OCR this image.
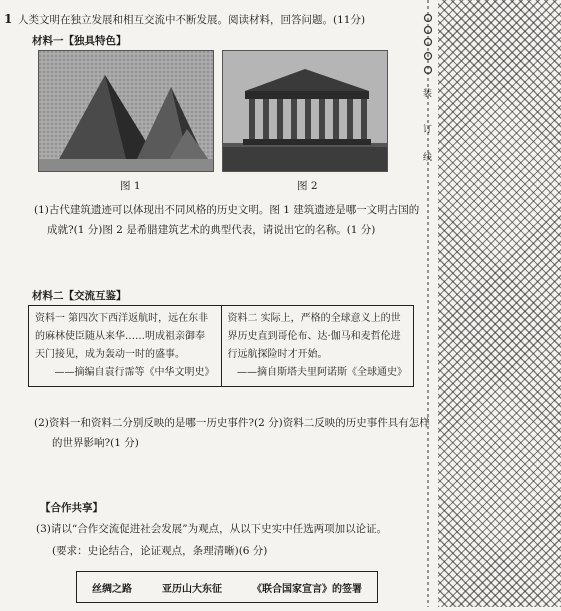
1 人类文明在独立发展和相互交流中不断发展。阅读材料，回答问题。(11分)
材料一【独具特色】
图 1	图 2
(1)古代建筑遗迹可以体现出不同风格的历史文明。图 1 建筑遗迹是哪一文明古国的
成就?(1 分)图 2 是希腊建筑艺术的典型代表，请说出它的名称。(1 分)
材料二【交流互鉴】
资料一 第四次下西洋返航时，远在东非的麻林使臣随从来华……明成祖亲御奉天门接见，成为轰动一时的盛事。
——摘编自袁行霈等《中华文明史》
	资料二 实际上，严格的全球意义上的世界历史直到哥伦布、达·伽马和麦哲伦进行远航探险时才开始。
——摘自斯塔夫里阿诺斯《全球通史》
(2)资料一和资料二分别反映的是哪一历史事件?(2 分)资料二反映的历史事件具有怎样
的世界影响?(1 分)
【合作共享】
(3)请以“合作交流促进社会发展”为观点，从以下史实中任选两项加以论证。
(要求：史论结合，论证观点，条理清晰)(6 分)
丝绸之路	亚历山大东征	《联合国家宣言》的签署
装
订
线
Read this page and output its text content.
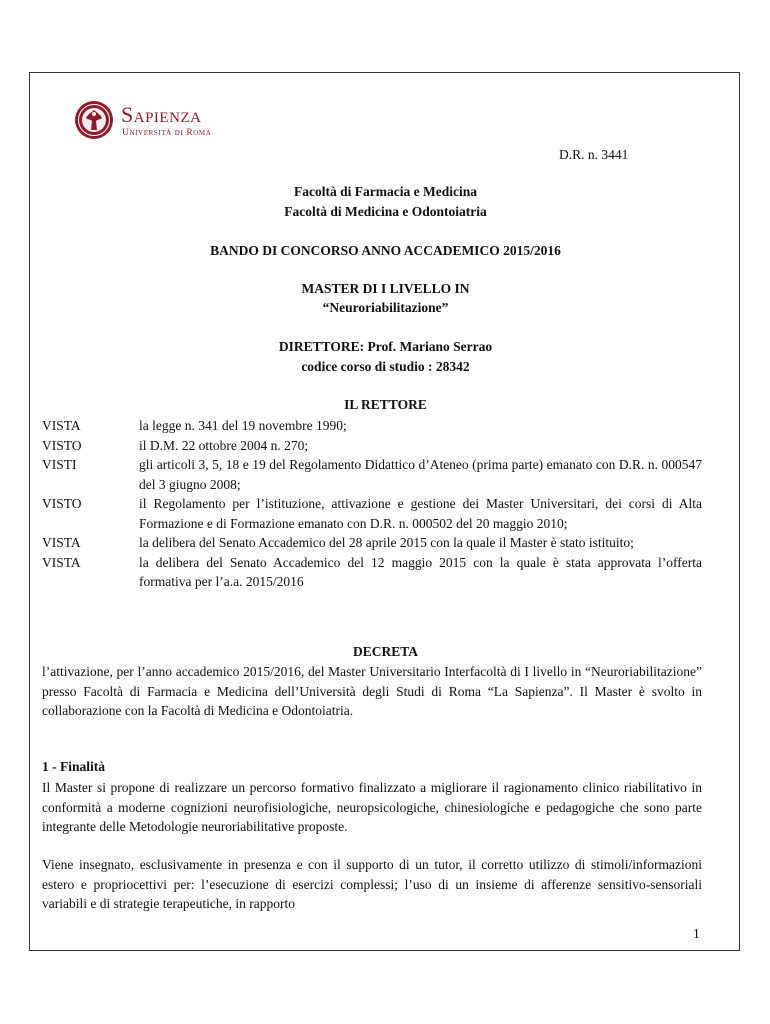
Sapienza
Università di Roma
D.R. n. 3441
Facoltà di Farmacia e Medicina
Facoltà di Medicina e Odontoiatria
BANDO DI CONCORSO ANNO ACCADEMICO 2015/2016
MASTER DI I LIVELLO IN
“Neuroriabilitazione”
DIRETTORE: Prof. Mariano Serrao
codice corso di studio : 28342
IL RETTORE
VISTA	la legge n. 341 del 19 novembre 1990;
VISTO	il D.M. 22 ottobre 2004 n. 270;
VISTI	gli articoli 3, 5, 18 e 19 del Regolamento Didattico d’Ateneo (prima parte) emanato con D.R. n. 000547 del 3 giugno 2008;
VISTO	il Regolamento per l’istituzione, attivazione e gestione dei Master Universitari, dei corsi di Alta Formazione e di Formazione emanato con D.R. n. 000502 del 20 maggio 2010;
VISTA	la delibera del Senato Accademico del 28 aprile 2015 con la quale il Master è stato istituito;
VISTA	la delibera del Senato Accademico del 12 maggio 2015 con la quale è stata approvata l’offerta formativa per l’a.a. 2015/2016
DECRETA
l’attivazione, per l’anno accademico 2015/2016, del Master Universitario Interfacoltà di I livello in “Neuroriabilitazione” presso Facoltà di Farmacia e Medicina dell’Università degli Studi di Roma “La Sapienza”. Il Master è svolto in collaborazione con la Facoltà di Medicina e Odontoiatria.
1 - Finalità
Il Master si propone di realizzare un percorso formativo finalizzato a migliorare il ragionamento clinico riabilitativo in conformità a moderne cognizioni neurofisiologiche, neuropsicologiche, chinesiologiche e pedagogiche che sono parte integrante delle Metodologie neuroriabilitative proposte.
Viene insegnato, esclusivamente in presenza e con il supporto di un tutor, il corretto utilizzo di stimoli/informazioni estero e propriocettivi per: l’esecuzione di esercizi complessi; l’uso di un insieme di afferenze sensitivo-sensoriali variabili e di strategie terapeutiche, in rapporto
1
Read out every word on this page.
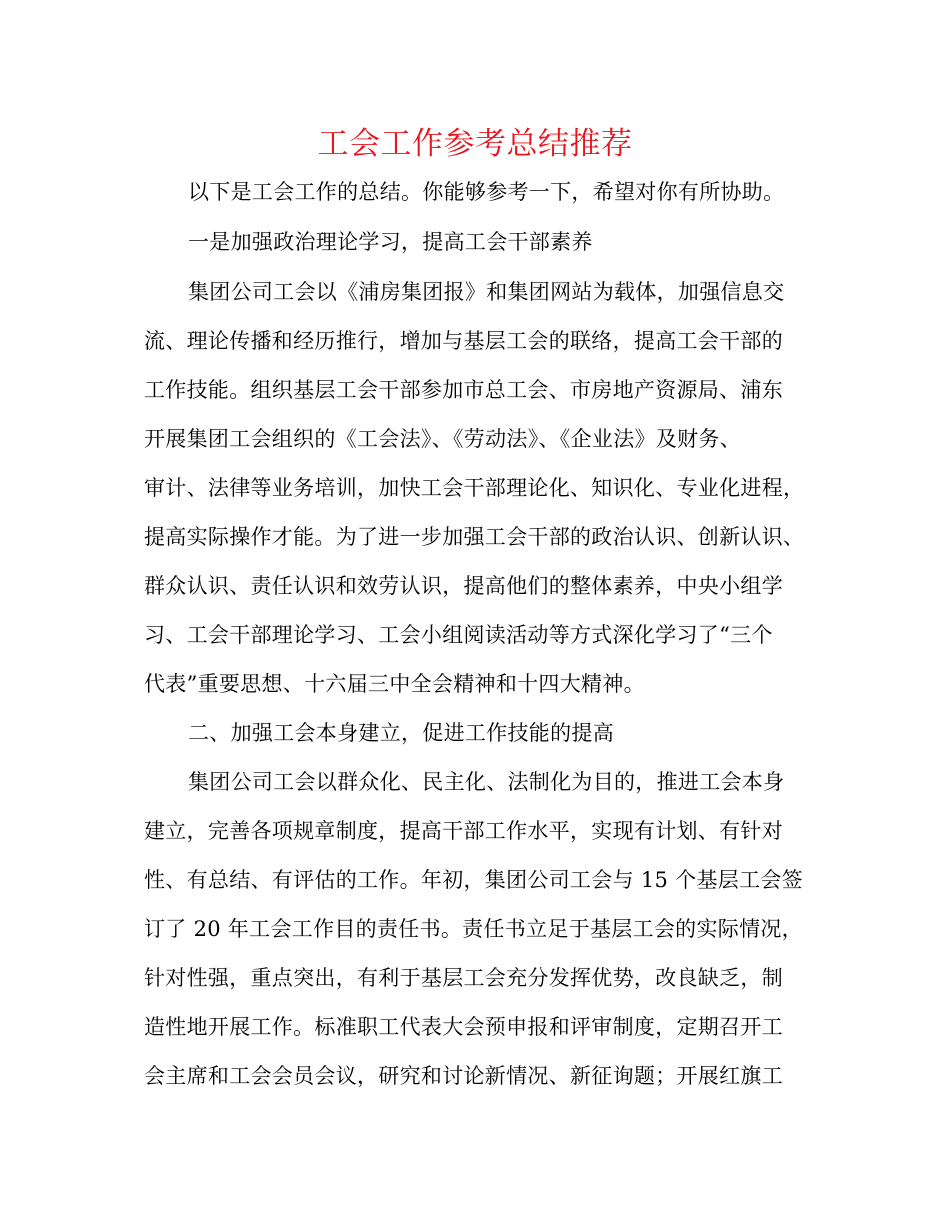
工会工作参考总结推荐

以下是工会工作的总结。你能够参考一下，希望对你有所协助。

一是加强政治理论学习，提高工会干部素养

集团公司工会以《浦房集团报》和集团网站为载体，加强信息交

流、理论传播和经历推行，增加与基层工会的联络，提高工会干部的

工作技能。组织基层工会干部参加市总工会、市房地产资源局、浦东

开展集团工会组织的《工会法》、《劳动法》、《企业法》及财务、

审计、法律等业务培训，加快工会干部理论化、知识化、专业化进程，

提高实际操作才能。为了进一步加强工会干部的政治认识、创新认识、

群众认识、责任认识和效劳认识，提高他们的整体素养，中央小组学

习、工会干部理论学习、工会小组阅读活动等方式深化学习了“三个

代表”重要思想、十六届三中全会精神和十四大精神。

二、加强工会本身建立，促进工作技能的提高

集团公司工会以群众化、民主化、法制化为目的，推进工会本身

建立，完善各项规章制度，提高干部工作水平，实现有计划、有针对

性、有总结、有评估的工作。年初，集团公司工会与 15 个基层工会签

订了 20 年工会工作目的责任书。责任书立足于基层工会的实际情况，

针对性强，重点突出，有利于基层工会充分发挥优势，改良缺乏，制

造性地开展工作。标准职工代表大会预申报和评审制度，定期召开工

会主席和工会会员会议，研究和讨论新情况、新征询题；开展红旗工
- - - - -
Leave out the pictures and print every line of the data exactly.

OCR this image.
1 人类文明在独立发展和相互交流中不断发展。阅读材料，回答问题。(11分)
材料一【独具特色】
图 1	图 2
(1)古代建筑遗迹可以体现出不同风格的历史文明。图 1 建筑遗迹是哪一文明古国的
成就?(1 分)图 2 是希腊建筑艺术的典型代表，请说出它的名称。(1 分)
材料二【交流互鉴】
资料一 第四次下西洋返航时，远在东非的麻林使臣随从来华……明成祖亲御奉天门接见，成为轰动一时的盛事。
——摘编自袁行霈等《中华文明史》
	资料二 实际上，严格的全球意义上的世界历史直到哥伦布、达·伽马和麦哲伦进行远航探险时才开始。
——摘自斯塔夫里阿诺斯《全球通史》
(2)资料一和资料二分别反映的是哪一历史事件?(2 分)资料二反映的历史事件具有怎样
的世界影响?(1 分)
【合作共享】
(3)请以“合作交流促进社会发展”为观点，从以下史实中任选两项加以论证。
(要求：史论结合，论证观点，条理清晰)(6 分)
丝绸之路	亚历山大东征	《联合国家宣言》的签署
装
订
线
Read this page and output its text content.
Sapienza
Università di Roma
D.R. n. 3441
Facoltà di Farmacia e Medicina
Facoltà di Medicina e Odontoiatria
BANDO DI CONCORSO ANNO ACCADEMICO 2015/2016
MASTER DI I LIVELLO IN
“Neuroriabilitazione”
DIRETTORE: Prof. Mariano Serrao
codice corso di studio : 28342
IL RETTORE
VISTA	la legge n. 341 del 19 novembre 1990;
VISTO	il D.M. 22 ottobre 2004 n. 270;
VISTI	gli articoli 3, 5, 18 e 19 del Regolamento Didattico d’Ateneo (prima parte) emanato con D.R. n. 000547 del 3 giugno 2008;
VISTO	il Regolamento per l’istituzione, attivazione e gestione dei Master Universitari, dei corsi di Alta Formazione e di Formazione emanato con D.R. n. 000502 del 20 maggio 2010;
VISTA	la delibera del Senato Accademico del 28 aprile 2015 con la quale il Master è stato istituito;
VISTA	la delibera del Senato Accademico del 12 maggio 2015 con la quale è stata approvata l’offerta formativa per l’a.a. 2015/2016
DECRETA
l’attivazione, per l’anno accademico 2015/2016, del Master Universitario Interfacoltà di I livello in “Neuroriabilitazione” presso Facoltà di Farmacia e Medicina dell’Università degli Studi di Roma “La Sapienza”. Il Master è svolto in collaborazione con la Facoltà di Medicina e Odontoiatria.
1 - Finalità
Il Master si propone di realizzare un percorso formativo finalizzato a migliorare il ragionamento clinico riabilitativo in conformità a moderne cognizioni neurofisiologiche, neuropsicologiche, chinesiologiche e pedagogiche che sono parte integrante delle Metodologie neuroriabilitative proposte.
Viene insegnato, esclusivamente in presenza e con il supporto di un tutor, il corretto utilizzo di stimoli/informazioni estero e propriocettivi per: l’esecuzione di esercizi complessi; l’uso di un insieme di afferenze sensitivo-sensoriali variabili e di strategie terapeutiche, in rapporto
1
Read out every word on this page.
工会工作参考总结推荐

以下是工会工作的总结。你能够参考一下，希望对你有所协助。

一是加强政治理论学习，提高工会干部素养

集团公司工会以《浦房集团报》和集团网站为载体，加强信息交

流、理论传播和经历推行，增加与基层工会的联络，提高工会干部的

工作技能。组织基层工会干部参加市总工会、市房地产资源局、浦东

开展集团工会组织的《工会法》、《劳动法》、《企业法》及财务、

审计、法律等业务培训，加快工会干部理论化、知识化、专业化进程，

提高实际操作才能。为了进一步加强工会干部的政治认识、创新认识、

群众认识、责任认识和效劳认识，提高他们的整体素养，中央小组学

习、工会干部理论学习、工会小组阅读活动等方式深化学习了“三个

代表”重要思想、十六届三中全会精神和十四大精神。

二、加强工会本身建立，促进工作技能的提高

集团公司工会以群众化、民主化、法制化为目的，推进工会本身

建立，完善各项规章制度，提高干部工作水平，实现有计划、有针对

性、有总结、有评估的工作。年初，集团公司工会与 15 个基层工会签

订了 20 年工会工作目的责任书。责任书立足于基层工会的实际情况，

针对性强，重点突出，有利于基层工会充分发挥优势，改良缺乏，制

造性地开展工作。标准职工代表大会预申报和评审制度，定期召开工

会主席和工会会员会议，研究和讨论新情况、新征询题；开展红旗工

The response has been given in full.